**DIRECTIVE**:
Lines holding the string "Actions" are the ones to copy from this listing.

Dataset records:
#####
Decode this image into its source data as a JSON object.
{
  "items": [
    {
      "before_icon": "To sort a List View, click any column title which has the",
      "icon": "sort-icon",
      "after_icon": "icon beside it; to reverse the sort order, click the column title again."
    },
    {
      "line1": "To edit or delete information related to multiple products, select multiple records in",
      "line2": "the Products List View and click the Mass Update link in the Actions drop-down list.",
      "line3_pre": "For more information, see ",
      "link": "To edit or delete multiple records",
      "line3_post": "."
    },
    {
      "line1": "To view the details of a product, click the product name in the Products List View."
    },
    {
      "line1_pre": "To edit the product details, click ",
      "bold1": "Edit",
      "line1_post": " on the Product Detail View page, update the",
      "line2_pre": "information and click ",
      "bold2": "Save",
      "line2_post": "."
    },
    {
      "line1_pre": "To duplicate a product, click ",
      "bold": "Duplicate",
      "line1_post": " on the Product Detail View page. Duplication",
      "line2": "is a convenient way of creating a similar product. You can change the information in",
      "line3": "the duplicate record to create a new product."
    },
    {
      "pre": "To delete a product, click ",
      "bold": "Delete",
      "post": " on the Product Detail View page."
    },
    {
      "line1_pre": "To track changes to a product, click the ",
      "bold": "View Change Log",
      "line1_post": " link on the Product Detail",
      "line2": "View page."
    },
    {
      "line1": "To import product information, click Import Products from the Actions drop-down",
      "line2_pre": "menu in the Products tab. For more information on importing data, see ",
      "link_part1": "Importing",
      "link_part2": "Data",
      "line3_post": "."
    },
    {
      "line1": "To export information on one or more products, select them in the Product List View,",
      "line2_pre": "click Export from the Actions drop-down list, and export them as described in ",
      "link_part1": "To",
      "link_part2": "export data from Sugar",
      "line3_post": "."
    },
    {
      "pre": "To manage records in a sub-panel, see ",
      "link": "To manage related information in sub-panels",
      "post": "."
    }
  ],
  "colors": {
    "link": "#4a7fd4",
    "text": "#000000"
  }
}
#####
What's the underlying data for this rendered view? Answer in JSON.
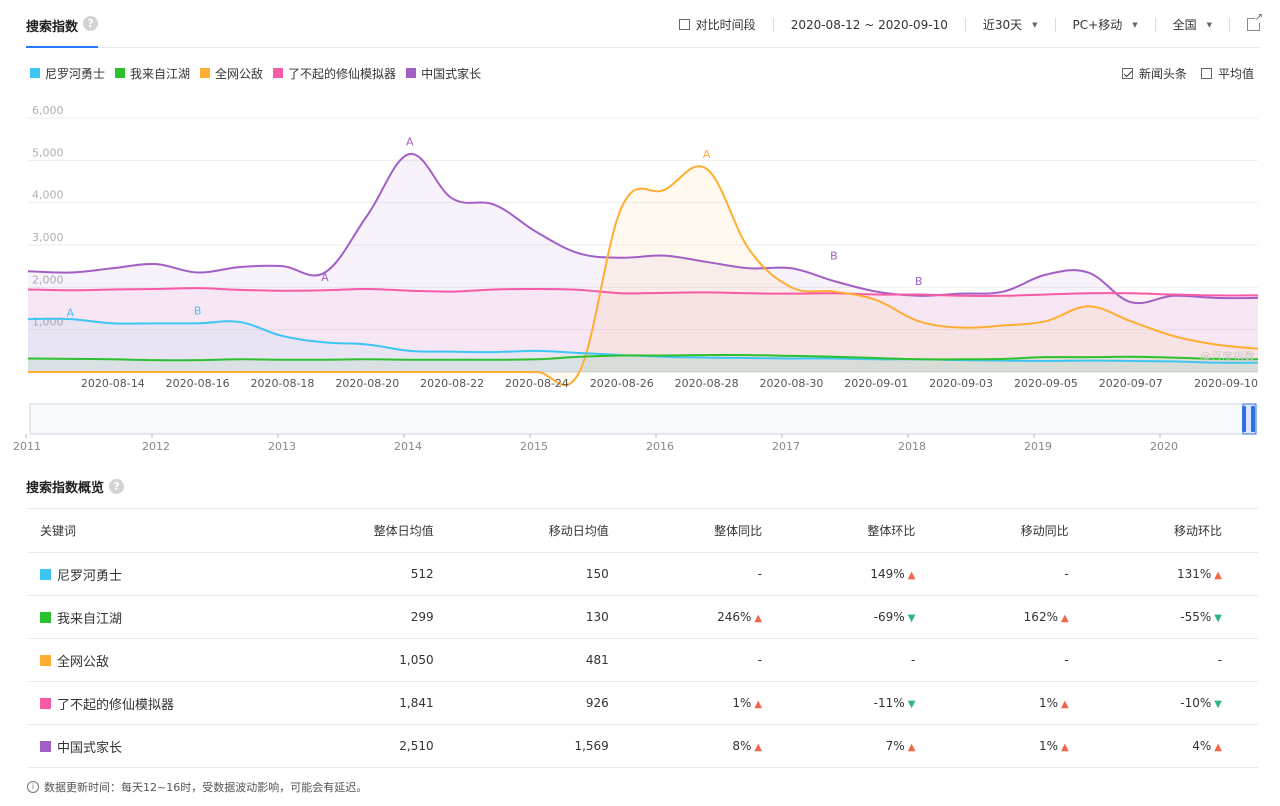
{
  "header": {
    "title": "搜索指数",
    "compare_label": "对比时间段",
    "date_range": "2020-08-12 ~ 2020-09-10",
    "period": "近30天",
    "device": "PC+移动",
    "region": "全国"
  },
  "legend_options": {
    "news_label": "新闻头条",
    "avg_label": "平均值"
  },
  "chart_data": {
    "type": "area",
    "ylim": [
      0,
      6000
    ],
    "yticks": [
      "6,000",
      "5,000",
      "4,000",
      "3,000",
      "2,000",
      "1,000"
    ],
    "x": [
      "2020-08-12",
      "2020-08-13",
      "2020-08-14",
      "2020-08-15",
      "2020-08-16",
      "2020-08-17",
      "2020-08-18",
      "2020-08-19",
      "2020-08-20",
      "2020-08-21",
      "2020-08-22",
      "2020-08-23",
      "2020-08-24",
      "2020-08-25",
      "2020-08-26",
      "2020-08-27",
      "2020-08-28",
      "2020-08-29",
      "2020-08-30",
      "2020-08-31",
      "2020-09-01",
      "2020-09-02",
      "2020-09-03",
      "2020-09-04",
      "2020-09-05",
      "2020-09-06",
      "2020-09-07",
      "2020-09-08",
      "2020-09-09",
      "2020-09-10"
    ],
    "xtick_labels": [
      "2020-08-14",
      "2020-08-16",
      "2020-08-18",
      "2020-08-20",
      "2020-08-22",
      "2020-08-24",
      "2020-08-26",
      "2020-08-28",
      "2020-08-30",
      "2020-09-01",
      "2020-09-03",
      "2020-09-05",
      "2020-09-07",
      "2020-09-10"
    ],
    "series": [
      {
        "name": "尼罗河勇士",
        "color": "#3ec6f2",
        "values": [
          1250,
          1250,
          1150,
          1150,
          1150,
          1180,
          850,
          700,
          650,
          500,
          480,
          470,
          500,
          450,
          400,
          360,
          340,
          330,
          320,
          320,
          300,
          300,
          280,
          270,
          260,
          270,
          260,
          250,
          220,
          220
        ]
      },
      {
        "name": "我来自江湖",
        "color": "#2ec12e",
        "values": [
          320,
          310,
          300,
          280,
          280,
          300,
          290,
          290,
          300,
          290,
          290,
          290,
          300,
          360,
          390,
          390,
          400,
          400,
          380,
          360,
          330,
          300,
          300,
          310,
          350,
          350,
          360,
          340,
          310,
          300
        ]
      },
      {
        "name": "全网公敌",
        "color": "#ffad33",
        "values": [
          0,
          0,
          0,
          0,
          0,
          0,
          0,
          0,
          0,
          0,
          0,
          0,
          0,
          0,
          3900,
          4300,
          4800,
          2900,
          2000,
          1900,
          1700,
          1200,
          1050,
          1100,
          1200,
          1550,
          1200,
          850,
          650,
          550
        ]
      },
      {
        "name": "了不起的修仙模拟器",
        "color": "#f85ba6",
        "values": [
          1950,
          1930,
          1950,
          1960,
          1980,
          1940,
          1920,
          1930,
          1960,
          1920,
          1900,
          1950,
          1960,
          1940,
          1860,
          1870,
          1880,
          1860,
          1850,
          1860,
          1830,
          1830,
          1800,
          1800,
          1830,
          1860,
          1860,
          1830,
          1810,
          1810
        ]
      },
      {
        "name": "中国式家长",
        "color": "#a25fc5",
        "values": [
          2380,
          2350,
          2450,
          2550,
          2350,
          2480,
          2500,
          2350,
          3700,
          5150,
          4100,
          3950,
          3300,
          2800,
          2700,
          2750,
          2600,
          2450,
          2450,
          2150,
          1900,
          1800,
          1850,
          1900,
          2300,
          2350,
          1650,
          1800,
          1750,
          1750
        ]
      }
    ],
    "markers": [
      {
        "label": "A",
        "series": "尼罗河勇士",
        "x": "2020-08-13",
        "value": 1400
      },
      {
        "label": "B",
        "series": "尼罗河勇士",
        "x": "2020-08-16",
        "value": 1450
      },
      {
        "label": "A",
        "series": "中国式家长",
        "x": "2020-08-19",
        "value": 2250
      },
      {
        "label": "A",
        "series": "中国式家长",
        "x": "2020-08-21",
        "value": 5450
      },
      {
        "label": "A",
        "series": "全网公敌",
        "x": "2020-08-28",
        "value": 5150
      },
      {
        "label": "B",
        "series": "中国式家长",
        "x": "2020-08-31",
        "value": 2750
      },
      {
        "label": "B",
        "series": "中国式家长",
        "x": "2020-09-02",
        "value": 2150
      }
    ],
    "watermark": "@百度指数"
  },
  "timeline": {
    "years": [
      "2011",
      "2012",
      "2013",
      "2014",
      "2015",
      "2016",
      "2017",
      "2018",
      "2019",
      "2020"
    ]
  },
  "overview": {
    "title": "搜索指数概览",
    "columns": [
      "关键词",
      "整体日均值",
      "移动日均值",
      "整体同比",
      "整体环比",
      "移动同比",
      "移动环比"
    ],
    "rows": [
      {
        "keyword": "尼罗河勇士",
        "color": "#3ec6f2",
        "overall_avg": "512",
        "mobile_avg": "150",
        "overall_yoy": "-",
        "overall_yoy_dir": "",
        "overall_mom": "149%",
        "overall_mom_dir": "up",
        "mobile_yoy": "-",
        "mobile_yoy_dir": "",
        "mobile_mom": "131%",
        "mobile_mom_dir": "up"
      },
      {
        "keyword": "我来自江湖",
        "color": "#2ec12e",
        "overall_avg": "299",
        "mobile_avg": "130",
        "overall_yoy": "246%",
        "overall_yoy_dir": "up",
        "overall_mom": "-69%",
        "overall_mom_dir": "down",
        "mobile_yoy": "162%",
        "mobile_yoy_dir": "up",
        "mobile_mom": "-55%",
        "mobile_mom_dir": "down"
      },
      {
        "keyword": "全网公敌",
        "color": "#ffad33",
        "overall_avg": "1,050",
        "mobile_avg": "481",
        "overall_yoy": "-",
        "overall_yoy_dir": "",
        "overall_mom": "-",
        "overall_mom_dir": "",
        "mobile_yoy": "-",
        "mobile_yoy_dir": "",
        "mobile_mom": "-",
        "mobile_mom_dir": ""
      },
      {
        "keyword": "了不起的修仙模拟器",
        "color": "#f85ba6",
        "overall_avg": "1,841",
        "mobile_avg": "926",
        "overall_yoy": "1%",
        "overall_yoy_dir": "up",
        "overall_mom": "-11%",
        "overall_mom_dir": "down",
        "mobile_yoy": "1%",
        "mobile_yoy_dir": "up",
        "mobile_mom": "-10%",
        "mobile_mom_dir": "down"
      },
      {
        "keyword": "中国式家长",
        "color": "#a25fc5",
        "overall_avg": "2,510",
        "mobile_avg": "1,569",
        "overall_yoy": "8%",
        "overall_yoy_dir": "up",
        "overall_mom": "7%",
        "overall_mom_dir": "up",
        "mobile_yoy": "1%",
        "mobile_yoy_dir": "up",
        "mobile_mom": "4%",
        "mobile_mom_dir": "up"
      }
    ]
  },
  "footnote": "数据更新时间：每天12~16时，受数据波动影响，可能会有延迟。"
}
#####
**EXPECTED OUTPUT**:
      "line2": "the Products List View and click the Mass Update link in the Actions drop-down list.",
      "line1": "To import product information, click Import Products from the Actions drop-down",
      "line2_pre": "click Export from the Actions drop-down list, and export them as described in ",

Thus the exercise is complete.